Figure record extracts
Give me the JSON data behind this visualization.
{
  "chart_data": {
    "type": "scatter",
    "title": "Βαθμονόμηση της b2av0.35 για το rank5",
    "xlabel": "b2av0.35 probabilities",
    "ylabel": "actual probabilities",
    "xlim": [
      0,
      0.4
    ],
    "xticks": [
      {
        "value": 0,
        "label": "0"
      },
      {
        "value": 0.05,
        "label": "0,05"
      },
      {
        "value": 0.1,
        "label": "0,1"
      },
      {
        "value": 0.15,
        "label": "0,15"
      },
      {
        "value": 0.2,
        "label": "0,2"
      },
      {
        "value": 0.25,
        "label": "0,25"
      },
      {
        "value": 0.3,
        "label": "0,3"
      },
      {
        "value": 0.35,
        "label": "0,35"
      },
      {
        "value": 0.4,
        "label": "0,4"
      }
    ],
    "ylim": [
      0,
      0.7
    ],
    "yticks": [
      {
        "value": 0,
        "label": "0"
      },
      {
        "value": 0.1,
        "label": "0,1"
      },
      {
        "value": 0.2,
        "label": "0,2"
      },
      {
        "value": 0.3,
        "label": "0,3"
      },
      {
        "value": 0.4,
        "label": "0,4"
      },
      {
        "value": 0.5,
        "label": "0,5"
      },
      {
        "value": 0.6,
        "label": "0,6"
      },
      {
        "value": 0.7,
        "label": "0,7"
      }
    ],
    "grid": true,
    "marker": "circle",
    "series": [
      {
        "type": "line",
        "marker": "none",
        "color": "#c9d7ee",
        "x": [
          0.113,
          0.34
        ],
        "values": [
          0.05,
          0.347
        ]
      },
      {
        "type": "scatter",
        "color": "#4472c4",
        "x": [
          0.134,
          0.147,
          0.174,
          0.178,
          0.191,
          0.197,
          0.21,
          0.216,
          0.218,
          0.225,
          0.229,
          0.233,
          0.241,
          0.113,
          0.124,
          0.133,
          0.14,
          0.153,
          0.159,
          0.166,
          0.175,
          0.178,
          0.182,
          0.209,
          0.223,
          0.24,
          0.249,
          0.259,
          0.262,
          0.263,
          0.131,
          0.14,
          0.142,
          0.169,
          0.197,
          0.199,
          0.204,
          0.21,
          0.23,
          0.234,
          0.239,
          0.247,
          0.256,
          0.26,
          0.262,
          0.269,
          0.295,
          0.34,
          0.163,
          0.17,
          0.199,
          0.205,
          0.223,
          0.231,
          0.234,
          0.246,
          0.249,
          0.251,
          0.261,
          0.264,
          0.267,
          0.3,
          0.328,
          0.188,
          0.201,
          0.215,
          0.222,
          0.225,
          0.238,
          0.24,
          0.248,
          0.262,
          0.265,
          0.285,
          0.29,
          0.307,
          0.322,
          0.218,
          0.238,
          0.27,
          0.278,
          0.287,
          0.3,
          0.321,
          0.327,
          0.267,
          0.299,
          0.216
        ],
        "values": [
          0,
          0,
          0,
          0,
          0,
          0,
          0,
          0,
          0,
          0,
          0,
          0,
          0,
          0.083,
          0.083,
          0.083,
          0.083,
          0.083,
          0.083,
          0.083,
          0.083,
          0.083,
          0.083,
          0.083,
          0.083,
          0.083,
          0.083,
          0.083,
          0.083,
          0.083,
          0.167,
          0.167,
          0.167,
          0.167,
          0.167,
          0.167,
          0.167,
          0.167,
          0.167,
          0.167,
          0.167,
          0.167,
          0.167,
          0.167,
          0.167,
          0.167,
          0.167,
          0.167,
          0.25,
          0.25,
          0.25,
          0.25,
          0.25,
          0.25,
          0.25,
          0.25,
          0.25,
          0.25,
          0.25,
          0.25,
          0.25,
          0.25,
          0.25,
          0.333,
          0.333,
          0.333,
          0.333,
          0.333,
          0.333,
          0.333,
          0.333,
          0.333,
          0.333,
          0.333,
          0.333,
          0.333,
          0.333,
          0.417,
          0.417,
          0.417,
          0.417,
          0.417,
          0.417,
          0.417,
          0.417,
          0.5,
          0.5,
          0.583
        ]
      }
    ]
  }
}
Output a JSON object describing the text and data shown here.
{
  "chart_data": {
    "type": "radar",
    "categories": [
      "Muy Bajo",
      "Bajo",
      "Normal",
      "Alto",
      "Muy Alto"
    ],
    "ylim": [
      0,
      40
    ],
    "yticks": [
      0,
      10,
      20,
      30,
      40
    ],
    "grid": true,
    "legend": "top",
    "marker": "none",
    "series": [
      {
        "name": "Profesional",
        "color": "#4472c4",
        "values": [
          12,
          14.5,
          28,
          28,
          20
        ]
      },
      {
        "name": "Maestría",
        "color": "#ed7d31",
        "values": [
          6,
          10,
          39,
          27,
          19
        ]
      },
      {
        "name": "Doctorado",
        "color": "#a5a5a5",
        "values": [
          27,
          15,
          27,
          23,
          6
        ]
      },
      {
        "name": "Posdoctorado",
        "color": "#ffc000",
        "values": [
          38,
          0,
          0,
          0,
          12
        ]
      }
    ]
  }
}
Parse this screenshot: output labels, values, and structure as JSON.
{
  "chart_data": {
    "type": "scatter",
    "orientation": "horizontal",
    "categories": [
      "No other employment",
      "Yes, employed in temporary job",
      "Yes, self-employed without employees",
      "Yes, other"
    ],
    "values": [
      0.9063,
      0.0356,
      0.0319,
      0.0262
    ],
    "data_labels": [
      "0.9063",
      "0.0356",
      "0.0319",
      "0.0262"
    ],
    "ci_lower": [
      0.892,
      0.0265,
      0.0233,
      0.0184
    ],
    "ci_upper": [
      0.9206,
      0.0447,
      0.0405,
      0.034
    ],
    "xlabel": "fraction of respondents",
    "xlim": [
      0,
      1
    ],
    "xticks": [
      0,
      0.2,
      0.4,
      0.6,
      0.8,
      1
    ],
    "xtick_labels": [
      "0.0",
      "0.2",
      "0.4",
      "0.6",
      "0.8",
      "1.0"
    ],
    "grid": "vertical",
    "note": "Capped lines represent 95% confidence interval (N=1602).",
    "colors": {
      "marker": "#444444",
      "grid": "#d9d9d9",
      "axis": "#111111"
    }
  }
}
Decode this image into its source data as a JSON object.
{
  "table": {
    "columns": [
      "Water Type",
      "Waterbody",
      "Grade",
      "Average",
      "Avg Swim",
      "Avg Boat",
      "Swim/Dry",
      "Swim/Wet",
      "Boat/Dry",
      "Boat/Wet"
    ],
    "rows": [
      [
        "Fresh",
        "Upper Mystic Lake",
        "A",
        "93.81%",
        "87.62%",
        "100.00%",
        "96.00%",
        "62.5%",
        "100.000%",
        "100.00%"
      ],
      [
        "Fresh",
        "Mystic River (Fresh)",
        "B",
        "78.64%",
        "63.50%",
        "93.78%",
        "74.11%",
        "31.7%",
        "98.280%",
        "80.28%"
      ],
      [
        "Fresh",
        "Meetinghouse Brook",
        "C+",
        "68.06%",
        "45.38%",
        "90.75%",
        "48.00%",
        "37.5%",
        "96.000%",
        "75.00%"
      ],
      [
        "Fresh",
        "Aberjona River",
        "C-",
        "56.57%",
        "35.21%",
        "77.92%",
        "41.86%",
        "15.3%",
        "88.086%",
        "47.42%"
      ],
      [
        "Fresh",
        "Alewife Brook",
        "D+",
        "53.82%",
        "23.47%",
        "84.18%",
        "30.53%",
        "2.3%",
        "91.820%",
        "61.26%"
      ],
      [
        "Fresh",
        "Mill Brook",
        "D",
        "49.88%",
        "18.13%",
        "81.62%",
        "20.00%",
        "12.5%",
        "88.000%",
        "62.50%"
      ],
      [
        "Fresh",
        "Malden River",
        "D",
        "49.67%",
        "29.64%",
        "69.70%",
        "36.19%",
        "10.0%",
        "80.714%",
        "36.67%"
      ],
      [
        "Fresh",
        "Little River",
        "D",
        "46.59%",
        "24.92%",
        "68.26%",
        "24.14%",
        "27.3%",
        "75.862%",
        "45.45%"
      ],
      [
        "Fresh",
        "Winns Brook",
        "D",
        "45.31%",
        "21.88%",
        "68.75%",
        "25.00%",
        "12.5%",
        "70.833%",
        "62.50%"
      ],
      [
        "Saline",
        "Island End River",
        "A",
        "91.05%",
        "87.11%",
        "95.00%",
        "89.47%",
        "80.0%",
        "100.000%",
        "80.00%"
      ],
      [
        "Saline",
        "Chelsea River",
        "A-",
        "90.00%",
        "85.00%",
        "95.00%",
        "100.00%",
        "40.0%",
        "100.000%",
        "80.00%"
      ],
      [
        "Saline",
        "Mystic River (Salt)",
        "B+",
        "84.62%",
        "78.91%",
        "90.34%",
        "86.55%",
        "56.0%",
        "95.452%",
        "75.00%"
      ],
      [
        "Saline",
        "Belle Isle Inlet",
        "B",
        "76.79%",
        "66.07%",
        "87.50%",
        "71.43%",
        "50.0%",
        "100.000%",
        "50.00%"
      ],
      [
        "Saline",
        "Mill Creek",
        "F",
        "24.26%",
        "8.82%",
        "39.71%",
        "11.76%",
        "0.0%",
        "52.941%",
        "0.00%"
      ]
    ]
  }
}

> _Problem description_
Go through the records and copy each line with "Mystic" in it.

> _Solution below_
        "Upper Mystic Lake",
        "Mystic River (Fresh)",
        "Mystic River (Salt)",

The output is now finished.